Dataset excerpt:
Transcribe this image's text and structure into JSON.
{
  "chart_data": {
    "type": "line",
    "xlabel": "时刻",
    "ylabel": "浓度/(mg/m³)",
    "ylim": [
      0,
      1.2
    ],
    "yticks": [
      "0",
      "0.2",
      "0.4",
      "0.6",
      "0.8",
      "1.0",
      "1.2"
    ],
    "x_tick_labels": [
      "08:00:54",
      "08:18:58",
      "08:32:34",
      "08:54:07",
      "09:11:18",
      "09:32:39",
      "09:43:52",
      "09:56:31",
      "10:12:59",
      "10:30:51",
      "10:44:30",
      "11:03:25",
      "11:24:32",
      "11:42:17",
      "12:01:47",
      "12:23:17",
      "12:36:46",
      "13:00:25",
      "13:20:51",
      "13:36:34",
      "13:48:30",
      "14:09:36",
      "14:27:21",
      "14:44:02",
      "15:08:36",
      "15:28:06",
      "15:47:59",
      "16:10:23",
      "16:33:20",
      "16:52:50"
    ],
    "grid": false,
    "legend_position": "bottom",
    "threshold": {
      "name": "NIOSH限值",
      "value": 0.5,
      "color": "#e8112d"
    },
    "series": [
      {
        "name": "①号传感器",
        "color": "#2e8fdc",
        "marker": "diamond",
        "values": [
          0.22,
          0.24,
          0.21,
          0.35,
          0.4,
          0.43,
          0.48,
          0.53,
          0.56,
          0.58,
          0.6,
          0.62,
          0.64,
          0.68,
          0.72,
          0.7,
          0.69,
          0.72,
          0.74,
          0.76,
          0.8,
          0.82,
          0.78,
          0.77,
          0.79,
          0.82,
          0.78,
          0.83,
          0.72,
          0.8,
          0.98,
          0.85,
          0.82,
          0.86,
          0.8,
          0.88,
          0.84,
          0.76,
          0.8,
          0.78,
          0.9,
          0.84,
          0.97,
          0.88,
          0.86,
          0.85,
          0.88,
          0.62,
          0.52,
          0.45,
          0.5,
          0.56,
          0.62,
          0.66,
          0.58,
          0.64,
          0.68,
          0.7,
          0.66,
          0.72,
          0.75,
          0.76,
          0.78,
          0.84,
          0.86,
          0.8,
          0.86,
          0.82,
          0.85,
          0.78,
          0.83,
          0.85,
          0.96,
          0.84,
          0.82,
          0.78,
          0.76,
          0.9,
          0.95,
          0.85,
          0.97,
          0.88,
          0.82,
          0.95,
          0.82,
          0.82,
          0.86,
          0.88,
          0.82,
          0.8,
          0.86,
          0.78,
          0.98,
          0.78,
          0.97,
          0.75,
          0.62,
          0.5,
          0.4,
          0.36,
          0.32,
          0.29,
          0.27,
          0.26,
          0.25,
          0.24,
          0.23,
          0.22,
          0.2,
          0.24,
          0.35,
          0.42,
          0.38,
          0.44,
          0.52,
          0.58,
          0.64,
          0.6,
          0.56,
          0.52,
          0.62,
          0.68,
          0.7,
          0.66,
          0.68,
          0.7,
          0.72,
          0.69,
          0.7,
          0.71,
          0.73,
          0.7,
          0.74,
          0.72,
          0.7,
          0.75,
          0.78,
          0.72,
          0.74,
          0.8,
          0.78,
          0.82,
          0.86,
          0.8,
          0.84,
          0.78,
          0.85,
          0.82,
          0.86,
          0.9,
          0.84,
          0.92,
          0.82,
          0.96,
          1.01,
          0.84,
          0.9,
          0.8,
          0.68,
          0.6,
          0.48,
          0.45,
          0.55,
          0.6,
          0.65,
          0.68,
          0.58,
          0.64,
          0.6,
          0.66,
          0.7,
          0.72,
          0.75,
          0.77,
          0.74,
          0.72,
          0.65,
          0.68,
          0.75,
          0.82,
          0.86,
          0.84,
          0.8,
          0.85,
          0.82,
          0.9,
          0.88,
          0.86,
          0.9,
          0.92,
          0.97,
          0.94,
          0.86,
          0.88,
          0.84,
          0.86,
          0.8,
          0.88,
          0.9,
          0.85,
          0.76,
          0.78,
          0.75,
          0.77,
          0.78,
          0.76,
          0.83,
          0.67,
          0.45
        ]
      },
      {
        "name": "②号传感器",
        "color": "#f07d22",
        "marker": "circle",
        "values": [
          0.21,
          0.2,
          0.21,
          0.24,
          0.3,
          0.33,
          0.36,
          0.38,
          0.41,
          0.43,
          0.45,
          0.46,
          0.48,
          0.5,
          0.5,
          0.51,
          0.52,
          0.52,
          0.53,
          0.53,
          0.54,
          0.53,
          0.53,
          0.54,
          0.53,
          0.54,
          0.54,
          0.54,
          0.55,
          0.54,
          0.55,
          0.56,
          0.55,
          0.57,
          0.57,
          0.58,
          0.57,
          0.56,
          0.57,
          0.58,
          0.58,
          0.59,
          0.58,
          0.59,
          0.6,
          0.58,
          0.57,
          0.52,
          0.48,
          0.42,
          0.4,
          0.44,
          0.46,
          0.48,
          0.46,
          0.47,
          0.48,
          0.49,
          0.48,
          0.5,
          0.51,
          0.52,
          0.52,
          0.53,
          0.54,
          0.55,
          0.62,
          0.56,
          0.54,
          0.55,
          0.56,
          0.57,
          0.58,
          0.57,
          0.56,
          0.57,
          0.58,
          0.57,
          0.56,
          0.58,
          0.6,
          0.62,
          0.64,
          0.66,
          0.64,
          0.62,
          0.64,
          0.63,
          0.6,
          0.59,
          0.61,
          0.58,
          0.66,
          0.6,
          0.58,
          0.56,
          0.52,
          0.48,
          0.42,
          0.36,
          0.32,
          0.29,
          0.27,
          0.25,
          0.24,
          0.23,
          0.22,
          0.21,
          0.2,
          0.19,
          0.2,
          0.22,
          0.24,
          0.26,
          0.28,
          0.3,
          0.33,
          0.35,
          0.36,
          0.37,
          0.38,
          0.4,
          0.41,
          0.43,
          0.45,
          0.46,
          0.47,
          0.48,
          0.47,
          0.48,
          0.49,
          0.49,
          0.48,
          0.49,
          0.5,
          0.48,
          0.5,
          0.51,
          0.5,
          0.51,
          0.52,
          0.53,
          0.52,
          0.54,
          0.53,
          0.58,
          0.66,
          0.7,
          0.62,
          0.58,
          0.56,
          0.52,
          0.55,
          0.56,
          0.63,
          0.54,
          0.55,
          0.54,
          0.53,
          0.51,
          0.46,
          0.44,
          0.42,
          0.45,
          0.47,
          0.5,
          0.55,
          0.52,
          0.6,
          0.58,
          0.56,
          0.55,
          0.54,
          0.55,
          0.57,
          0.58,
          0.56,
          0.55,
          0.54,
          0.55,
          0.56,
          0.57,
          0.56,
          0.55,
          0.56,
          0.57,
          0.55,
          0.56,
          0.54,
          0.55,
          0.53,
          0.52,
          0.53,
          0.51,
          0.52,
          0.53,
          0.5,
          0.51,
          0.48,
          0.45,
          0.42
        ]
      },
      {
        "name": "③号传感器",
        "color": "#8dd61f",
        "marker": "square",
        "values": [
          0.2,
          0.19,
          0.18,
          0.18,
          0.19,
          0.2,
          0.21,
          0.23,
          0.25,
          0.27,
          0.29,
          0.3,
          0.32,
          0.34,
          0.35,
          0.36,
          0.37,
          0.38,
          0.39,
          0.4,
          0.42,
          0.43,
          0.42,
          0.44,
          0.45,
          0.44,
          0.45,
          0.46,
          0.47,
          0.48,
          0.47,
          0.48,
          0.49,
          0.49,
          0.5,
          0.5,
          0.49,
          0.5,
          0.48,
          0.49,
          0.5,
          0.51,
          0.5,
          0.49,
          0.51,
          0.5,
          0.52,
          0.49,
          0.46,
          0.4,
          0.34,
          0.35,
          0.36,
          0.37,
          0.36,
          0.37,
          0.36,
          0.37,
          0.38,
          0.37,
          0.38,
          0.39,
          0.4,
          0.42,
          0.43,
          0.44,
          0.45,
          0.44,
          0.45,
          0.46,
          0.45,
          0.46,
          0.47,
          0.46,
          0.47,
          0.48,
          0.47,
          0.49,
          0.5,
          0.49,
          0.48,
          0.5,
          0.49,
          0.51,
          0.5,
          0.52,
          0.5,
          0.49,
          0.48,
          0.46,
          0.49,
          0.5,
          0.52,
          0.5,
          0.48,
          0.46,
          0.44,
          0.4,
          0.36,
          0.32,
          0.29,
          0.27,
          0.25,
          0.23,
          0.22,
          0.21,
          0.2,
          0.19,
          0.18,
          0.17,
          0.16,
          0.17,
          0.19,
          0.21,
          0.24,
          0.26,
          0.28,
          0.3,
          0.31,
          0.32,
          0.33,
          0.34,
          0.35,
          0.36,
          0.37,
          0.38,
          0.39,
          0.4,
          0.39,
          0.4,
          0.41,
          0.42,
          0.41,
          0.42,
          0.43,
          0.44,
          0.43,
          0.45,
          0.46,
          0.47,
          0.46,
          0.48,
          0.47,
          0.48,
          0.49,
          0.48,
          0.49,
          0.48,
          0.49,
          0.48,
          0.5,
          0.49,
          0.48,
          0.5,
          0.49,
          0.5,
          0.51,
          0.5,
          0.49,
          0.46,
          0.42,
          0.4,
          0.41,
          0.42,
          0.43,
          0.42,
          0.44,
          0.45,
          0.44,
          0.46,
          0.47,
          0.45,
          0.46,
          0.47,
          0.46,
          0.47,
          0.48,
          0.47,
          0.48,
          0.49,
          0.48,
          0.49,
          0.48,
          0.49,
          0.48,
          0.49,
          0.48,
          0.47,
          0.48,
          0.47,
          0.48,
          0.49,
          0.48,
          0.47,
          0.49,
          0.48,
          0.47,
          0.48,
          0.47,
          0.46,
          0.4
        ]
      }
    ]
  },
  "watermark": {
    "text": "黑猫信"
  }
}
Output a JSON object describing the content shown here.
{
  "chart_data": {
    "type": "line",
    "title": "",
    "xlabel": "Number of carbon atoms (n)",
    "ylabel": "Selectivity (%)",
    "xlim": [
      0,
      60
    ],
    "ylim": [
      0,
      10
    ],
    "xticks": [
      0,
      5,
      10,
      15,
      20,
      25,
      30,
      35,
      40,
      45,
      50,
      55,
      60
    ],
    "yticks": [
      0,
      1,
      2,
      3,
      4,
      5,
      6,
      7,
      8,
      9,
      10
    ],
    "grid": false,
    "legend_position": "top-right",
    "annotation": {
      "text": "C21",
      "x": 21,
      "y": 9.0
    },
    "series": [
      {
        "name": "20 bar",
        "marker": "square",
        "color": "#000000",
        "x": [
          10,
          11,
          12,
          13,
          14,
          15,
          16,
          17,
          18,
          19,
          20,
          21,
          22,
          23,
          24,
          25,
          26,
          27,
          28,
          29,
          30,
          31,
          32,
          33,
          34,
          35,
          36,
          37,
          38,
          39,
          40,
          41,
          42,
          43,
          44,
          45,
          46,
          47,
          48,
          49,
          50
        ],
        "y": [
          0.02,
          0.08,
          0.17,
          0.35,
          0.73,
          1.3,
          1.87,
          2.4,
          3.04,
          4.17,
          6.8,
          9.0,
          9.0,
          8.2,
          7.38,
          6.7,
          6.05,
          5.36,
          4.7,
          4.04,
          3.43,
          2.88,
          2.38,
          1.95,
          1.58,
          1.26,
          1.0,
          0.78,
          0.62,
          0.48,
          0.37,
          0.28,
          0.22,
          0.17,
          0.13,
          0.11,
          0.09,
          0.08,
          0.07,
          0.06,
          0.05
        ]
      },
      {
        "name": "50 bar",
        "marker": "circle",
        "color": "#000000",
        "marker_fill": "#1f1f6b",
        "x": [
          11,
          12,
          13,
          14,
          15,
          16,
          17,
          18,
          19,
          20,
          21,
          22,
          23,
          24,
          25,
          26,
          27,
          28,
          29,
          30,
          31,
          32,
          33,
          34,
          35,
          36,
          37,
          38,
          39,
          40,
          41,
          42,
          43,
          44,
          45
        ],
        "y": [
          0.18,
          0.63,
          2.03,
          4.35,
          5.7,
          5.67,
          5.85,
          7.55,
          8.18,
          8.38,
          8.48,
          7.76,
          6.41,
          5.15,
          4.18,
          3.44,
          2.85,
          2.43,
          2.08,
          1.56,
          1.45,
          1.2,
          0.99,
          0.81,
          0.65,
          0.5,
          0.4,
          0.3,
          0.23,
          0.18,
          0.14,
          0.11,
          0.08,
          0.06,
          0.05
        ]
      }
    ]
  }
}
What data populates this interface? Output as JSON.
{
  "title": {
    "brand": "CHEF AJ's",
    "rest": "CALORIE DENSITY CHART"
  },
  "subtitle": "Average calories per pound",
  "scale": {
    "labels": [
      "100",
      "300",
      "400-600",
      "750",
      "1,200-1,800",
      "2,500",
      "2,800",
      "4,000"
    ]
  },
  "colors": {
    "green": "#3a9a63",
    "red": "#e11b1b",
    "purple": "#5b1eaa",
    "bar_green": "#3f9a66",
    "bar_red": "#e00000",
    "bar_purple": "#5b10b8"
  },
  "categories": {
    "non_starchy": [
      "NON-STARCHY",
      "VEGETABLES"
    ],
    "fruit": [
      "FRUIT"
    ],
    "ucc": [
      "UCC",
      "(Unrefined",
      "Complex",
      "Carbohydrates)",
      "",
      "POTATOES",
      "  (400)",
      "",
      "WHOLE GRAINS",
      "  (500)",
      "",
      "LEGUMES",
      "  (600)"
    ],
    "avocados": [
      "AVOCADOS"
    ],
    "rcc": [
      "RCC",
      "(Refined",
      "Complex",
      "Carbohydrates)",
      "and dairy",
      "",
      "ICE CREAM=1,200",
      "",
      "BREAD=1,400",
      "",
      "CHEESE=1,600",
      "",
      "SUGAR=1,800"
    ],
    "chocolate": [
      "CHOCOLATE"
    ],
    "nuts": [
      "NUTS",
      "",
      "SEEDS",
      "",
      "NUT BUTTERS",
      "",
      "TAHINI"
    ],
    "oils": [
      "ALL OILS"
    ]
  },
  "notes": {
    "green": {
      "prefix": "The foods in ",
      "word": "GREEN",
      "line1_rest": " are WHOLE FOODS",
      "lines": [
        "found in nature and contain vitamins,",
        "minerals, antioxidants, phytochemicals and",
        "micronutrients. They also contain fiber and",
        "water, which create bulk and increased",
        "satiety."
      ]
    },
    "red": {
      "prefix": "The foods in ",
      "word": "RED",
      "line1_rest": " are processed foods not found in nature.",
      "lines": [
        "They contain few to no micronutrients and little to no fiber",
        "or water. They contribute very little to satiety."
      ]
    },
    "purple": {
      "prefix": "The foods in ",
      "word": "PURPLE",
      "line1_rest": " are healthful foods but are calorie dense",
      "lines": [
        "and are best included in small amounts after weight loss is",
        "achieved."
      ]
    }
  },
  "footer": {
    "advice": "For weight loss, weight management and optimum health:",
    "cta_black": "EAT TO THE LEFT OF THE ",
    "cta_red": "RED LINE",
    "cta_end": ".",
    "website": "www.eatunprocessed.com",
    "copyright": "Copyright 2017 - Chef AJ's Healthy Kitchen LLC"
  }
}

• **PROBLEM**
Gather up the lines that contain the word "name".

• **TASK RESPONSE**
      "name": "NIOSH限值",
        "name": "①号传感器",
        "name": "②号传感器",
        "name": "③号传感器",
        "name": "20 bar",
        "name": "50 bar",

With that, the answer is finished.